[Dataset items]
+-------+

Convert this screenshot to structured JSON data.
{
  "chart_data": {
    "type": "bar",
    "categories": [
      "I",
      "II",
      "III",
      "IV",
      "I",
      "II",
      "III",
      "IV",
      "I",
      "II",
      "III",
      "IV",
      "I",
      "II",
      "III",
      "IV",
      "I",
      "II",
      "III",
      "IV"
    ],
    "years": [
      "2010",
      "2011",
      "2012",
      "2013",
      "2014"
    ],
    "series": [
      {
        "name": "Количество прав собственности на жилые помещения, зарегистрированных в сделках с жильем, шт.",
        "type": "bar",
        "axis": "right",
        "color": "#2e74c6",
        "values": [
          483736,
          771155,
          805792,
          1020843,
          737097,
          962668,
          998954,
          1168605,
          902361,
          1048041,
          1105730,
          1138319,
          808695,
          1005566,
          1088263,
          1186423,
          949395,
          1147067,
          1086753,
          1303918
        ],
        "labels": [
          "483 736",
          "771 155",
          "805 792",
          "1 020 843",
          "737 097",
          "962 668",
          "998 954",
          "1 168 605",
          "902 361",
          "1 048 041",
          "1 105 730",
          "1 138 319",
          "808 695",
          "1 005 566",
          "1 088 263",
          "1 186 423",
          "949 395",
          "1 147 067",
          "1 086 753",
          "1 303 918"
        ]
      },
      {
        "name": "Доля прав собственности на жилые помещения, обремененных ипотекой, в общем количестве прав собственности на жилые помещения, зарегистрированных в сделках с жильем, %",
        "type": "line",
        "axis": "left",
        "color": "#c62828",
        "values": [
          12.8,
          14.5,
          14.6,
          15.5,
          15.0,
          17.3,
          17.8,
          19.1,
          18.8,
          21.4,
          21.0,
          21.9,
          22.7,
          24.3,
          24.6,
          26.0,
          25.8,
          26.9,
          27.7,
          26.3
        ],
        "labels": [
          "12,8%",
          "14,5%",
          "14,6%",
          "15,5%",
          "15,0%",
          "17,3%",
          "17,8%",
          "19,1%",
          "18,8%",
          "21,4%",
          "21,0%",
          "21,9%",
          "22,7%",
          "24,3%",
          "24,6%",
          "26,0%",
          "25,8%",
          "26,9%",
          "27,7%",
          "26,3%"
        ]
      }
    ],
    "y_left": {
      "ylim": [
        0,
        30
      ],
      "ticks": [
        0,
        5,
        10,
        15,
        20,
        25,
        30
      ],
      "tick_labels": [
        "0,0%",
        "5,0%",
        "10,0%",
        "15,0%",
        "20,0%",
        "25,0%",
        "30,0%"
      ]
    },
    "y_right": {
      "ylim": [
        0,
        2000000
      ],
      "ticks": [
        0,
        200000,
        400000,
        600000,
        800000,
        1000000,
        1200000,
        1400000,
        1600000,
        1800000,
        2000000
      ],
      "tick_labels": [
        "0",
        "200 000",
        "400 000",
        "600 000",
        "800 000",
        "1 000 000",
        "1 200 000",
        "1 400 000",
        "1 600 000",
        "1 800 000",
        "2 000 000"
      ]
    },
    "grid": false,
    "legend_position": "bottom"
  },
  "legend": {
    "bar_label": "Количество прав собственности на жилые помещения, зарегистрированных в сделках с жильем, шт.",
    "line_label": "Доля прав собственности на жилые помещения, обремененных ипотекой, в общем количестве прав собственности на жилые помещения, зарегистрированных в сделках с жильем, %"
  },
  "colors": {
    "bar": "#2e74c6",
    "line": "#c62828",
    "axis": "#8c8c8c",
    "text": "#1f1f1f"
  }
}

+-------+

▶ _REQUIREMENTS_: Using the entries above, please restate each one word for word.

▶ _RESULT_:
Convert this screenshot to structured JSON data.
{
  "chart_data": {
    "type": "bar",
    "categories": [
      "I",
      "II",
      "III",
      "IV",
      "I",
      "II",
      "III",
      "IV",
      "I",
      "II",
      "III",
      "IV",
      "I",
      "II",
      "III",
      "IV",
      "I",
      "II",
      "III",
      "IV"
    ],
    "years": [
      "2010",
      "2011",
      "2012",
      "2013",
      "2014"
    ],
    "series": [
      {
        "name": "Количество прав собственности на жилые помещения, зарегистрированных в сделках с жильем, шт.",
        "type": "bar",
        "axis": "right",
        "color": "#2e74c6",
        "values": [
          483736,
          771155,
          805792,
          1020843,
          737097,
          962668,
          998954,
          1168605,
          902361,
          1048041,
          1105730,
          1138319,
          808695,
          1005566,
          1088263,
          1186423,
          949395,
          1147067,
          1086753,
          1303918
        ],
        "labels": [
          "483 736",
          "771 155",
          "805 792",
          "1 020 843",
          "737 097",
          "962 668",
          "998 954",
          "1 168 605",
          "902 361",
          "1 048 041",
          "1 105 730",
          "1 138 319",
          "808 695",
          "1 005 566",
          "1 088 263",
          "1 186 423",
          "949 395",
          "1 147 067",
          "1 086 753",
          "1 303 918"
        ]
      },
      {
        "name": "Доля прав собственности на жилые помещения, обремененных ипотекой, в общем количестве прав собственности на жилые помещения, зарегистрированных в сделках с жильем, %",
        "type": "line",
        "axis": "left",
        "color": "#c62828",
        "values": [
          12.8,
          14.5,
          14.6,
          15.5,
          15.0,
          17.3,
          17.8,
          19.1,
          18.8,
          21.4,
          21.0,
          21.9,
          22.7,
          24.3,
          24.6,
          26.0,
          25.8,
          26.9,
          27.7,
          26.3
        ],
        "labels": [
          "12,8%",
          "14,5%",
          "14,6%",
          "15,5%",
          "15,0%",
          "17,3%",
          "17,8%",
          "19,1%",
          "18,8%",
          "21,4%",
          "21,0%",
          "21,9%",
          "22,7%",
          "24,3%",
          "24,6%",
          "26,0%",
          "25,8%",
          "26,9%",
          "27,7%",
          "26,3%"
        ]
      }
    ],
    "y_left": {
      "ylim": [
        0,
        30
      ],
      "ticks": [
        0,
        5,
        10,
        15,
        20,
        25,
        30
      ],
      "tick_labels": [
        "0,0%",
        "5,0%",
        "10,0%",
        "15,0%",
        "20,0%",
        "25,0%",
        "30,0%"
      ]
    },
    "y_right": {
      "ylim": [
        0,
        2000000
      ],
      "ticks": [
        0,
        200000,
        400000,
        600000,
        800000,
        1000000,
        1200000,
        1400000,
        1600000,
        1800000,
        2000000
      ],
      "tick_labels": [
        "0",
        "200 000",
        "400 000",
        "600 000",
        "800 000",
        "1 000 000",
        "1 200 000",
        "1 400 000",
        "1 600 000",
        "1 800 000",
        "2 000 000"
      ]
    },
    "grid": false,
    "legend_position": "bottom"
  },
  "legend": {
    "bar_label": "Количество прав собственности на жилые помещения, зарегистрированных в сделках с жильем, шт.",
    "line_label": "Доля прав собственности на жилые помещения, обремененных ипотекой, в общем количестве прав собственности на жилые помещения, зарегистрированных в сделках с жильем, %"
  },
  "colors": {
    "bar": "#2e74c6",
    "line": "#c62828",
    "axis": "#8c8c8c",
    "text": "#1f1f1f"
  }
}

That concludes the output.